Gather all lines in the records below that include the word "bunden".

(Extracted records)
============

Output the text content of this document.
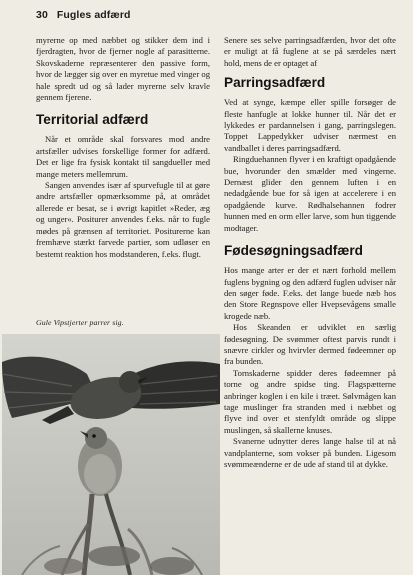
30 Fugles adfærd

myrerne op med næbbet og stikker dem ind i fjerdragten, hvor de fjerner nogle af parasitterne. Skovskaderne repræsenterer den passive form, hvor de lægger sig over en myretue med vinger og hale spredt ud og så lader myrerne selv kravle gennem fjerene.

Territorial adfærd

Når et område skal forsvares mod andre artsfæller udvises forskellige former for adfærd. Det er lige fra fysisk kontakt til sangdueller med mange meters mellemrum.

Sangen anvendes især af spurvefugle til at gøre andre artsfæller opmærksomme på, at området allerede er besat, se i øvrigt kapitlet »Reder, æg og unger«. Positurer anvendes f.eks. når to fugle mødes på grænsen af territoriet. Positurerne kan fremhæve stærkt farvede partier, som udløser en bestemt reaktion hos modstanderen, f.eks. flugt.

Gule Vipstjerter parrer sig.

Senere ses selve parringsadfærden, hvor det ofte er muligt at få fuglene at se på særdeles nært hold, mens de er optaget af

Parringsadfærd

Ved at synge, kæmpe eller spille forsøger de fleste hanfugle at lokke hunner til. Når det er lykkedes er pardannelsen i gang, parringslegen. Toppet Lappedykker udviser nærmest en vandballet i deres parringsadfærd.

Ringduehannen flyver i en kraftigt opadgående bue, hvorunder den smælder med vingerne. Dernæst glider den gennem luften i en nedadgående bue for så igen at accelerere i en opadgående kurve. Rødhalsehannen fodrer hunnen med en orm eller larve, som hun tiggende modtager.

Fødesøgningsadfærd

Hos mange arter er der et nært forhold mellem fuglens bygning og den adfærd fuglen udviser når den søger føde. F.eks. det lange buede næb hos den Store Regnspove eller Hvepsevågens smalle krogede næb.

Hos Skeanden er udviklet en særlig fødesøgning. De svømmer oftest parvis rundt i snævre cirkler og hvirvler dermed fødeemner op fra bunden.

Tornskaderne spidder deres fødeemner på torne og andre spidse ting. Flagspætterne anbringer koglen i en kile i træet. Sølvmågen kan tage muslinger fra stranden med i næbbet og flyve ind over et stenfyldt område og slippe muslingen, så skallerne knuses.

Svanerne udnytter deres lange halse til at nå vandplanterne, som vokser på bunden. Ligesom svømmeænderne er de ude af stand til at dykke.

============

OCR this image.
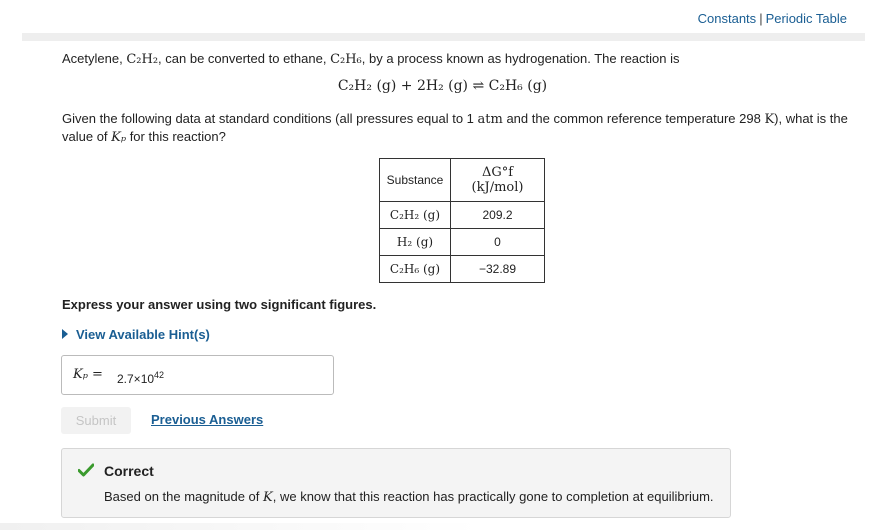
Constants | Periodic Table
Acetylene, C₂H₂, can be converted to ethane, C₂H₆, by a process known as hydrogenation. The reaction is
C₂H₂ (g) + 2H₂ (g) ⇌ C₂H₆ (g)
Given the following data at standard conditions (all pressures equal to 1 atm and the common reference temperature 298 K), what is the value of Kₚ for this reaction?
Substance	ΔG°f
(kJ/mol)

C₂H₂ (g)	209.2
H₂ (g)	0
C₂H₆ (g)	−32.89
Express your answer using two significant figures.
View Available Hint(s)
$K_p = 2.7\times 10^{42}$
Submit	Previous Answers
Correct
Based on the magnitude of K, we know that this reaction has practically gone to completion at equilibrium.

============

SOLVED PROBLEM:
Hos Skeanden er udviklet en særlig fødesøgning. De svømmer oftest parvis rundt i snævre cirkler og hvirvler dermed fødeemner op fra bunden.
Svanerne udnytter deres lange halse til at nå vandplanterne, som vokser på bunden. Ligesom svømmeænderne er de ude af stand til at dykke.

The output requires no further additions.